Problem details:
Look below. Copy each line that has "verified" in it.

## start Input rows

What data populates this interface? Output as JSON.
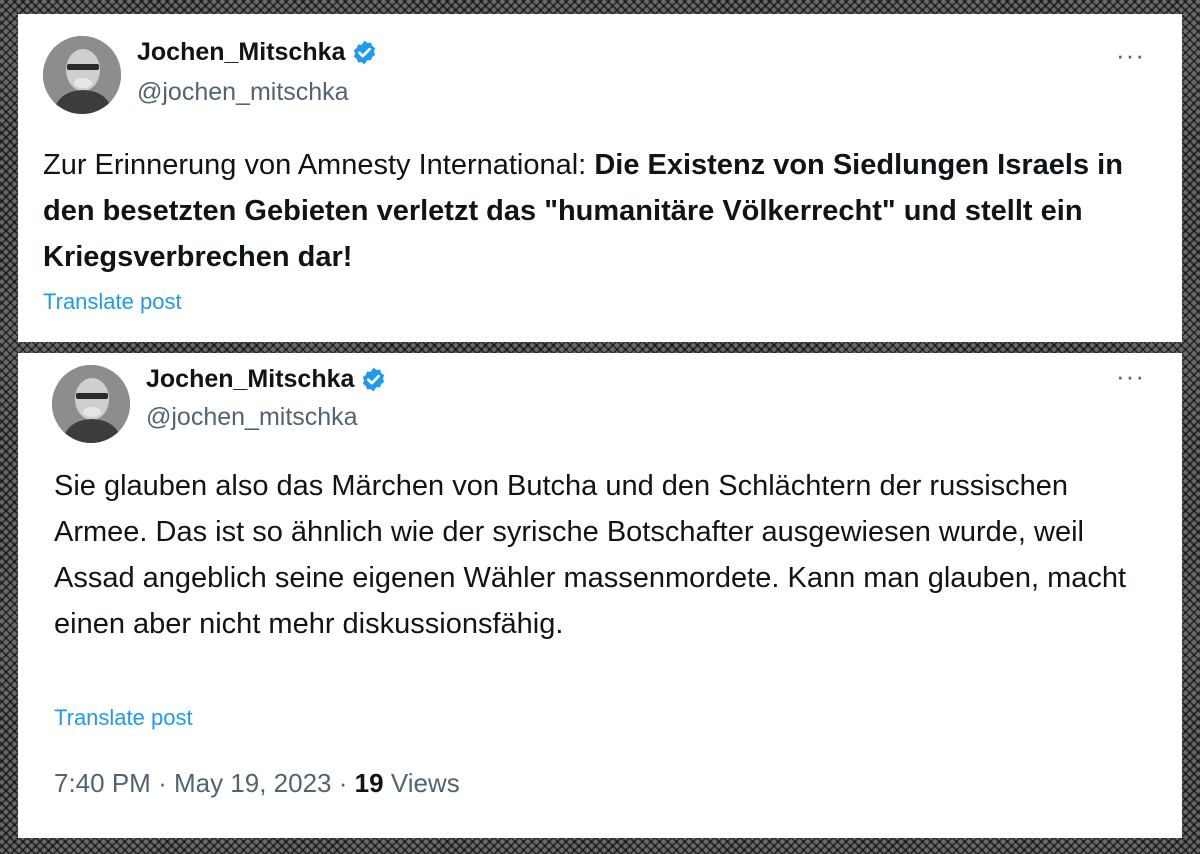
{
  "tweets": [
    {
      "author": {
        "display_name": "Jochen_Mitschka",
        "handle": "@jochen_mitschka",
        "verified": true
      },
      "text_plain": "Zur Erinnerung von Amnesty International: ",
      "text_bold": "Die Existenz von Siedlungen Israels in den besetzten Gebieten verletzt das \"humanitäre Völkerrecht\" und stellt ein Kriegsverbrechen dar!",
      "translate_label": "Translate post",
      "more_label": "···"
    },
    {
      "author": {
        "display_name": "Jochen_Mitschka",
        "handle": "@jochen_mitschka",
        "verified": true
      },
      "text_plain": "Sie glauben also das Märchen von Butcha und den Schlächtern der russischen Armee. Das ist so ähnlich wie der syrische Botschafter ausgewiesen wurde, weil Assad angeblich seine eigenen Wähler massenmordete. Kann man glauben, macht einen aber nicht mehr diskussionsfähig.",
      "translate_label": "Translate post",
      "more_label": "···",
      "meta": {
        "time": "7:40 PM",
        "separator": "·",
        "date": "May 19, 2023",
        "views_count": "19",
        "views_label": "Views"
      }
    }
  ],
  "colors": {
    "link": "#1d9bf0",
    "secondary_text": "#536471",
    "primary_text": "#0f1419",
    "verified": "#1d9bf0"
  },
  "icons": {
    "verified": "verified-badge-icon",
    "more": "more-horizontal-icon"
  }
}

## end Input rows

Solution:
        "verified": true
        "verified": true
    "verified": "#1d9bf0"
    "verified": "verified-badge-icon",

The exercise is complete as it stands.